REQUIRED TASK:
Take from the listing each line that has the string "JSON".

STORED ROWS:

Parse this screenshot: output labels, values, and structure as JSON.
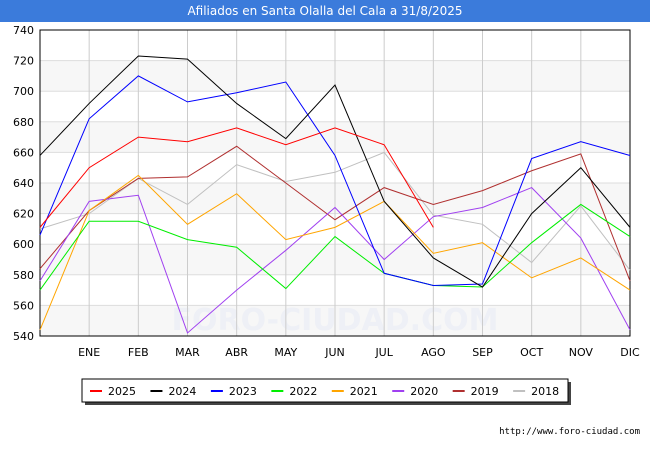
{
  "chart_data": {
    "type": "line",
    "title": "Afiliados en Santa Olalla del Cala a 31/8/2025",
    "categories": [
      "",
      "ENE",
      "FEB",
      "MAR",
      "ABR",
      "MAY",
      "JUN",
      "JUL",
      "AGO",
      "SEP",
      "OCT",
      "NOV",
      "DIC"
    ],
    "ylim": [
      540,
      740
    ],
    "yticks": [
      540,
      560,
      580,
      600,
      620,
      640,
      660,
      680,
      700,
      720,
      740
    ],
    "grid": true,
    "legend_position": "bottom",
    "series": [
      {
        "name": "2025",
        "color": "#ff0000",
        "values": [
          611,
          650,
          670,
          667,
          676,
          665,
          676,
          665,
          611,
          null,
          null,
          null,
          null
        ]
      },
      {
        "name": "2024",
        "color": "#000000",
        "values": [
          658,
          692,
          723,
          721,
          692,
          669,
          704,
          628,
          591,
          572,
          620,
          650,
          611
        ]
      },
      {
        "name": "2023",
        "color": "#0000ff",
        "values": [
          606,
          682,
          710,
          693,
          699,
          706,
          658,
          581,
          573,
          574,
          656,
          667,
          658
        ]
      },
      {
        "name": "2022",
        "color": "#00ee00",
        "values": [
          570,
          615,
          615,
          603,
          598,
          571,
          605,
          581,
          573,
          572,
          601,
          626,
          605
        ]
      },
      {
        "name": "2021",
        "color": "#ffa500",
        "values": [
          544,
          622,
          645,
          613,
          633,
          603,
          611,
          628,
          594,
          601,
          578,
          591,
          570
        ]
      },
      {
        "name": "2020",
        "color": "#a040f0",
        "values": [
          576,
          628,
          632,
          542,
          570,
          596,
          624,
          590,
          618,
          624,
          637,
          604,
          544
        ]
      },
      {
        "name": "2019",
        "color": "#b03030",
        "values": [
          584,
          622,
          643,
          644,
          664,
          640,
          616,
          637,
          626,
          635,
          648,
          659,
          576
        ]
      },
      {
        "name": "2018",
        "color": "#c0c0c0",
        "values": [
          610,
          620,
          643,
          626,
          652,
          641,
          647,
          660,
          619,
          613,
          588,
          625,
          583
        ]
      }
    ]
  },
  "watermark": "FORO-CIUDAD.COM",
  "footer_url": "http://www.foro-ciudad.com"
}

---

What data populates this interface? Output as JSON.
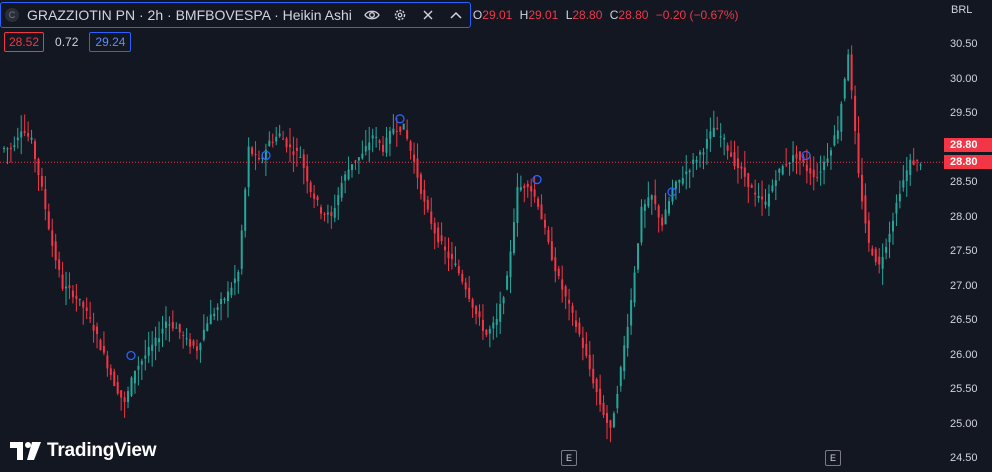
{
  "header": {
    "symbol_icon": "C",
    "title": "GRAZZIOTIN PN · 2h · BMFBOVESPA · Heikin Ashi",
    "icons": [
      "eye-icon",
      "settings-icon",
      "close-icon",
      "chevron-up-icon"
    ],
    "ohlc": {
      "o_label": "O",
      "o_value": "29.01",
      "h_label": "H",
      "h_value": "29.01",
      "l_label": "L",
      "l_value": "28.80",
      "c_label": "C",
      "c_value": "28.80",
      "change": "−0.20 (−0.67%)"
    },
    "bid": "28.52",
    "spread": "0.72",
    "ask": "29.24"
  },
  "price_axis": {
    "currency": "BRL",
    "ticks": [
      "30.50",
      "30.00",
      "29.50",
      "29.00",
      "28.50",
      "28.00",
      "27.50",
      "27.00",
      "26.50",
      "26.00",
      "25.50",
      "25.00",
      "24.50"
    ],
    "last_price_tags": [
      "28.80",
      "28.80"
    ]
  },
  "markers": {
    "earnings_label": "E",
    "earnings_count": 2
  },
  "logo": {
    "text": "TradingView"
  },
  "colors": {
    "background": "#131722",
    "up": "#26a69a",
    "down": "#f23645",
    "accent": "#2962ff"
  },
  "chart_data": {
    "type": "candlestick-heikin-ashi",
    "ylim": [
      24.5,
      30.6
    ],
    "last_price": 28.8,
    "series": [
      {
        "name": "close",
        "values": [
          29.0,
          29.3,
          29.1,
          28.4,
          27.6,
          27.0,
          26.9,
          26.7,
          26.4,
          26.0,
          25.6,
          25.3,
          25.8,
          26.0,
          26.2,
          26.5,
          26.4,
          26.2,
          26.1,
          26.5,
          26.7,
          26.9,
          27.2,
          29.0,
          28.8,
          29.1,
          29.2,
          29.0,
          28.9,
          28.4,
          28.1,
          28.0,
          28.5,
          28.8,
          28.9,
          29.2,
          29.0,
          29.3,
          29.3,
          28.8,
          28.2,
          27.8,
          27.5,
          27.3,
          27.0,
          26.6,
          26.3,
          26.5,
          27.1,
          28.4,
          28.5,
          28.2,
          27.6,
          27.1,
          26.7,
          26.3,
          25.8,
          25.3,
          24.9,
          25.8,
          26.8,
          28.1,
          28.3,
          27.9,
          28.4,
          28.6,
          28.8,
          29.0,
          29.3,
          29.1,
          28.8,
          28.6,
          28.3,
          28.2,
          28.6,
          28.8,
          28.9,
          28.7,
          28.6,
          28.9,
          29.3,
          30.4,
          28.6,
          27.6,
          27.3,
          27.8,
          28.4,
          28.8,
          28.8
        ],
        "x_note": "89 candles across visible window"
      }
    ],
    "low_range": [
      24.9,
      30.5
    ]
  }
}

WORKED ANSWER:
Parse this screenshot: output labels, values, and structure as JSON.
What data populates this interface? Output as JSON.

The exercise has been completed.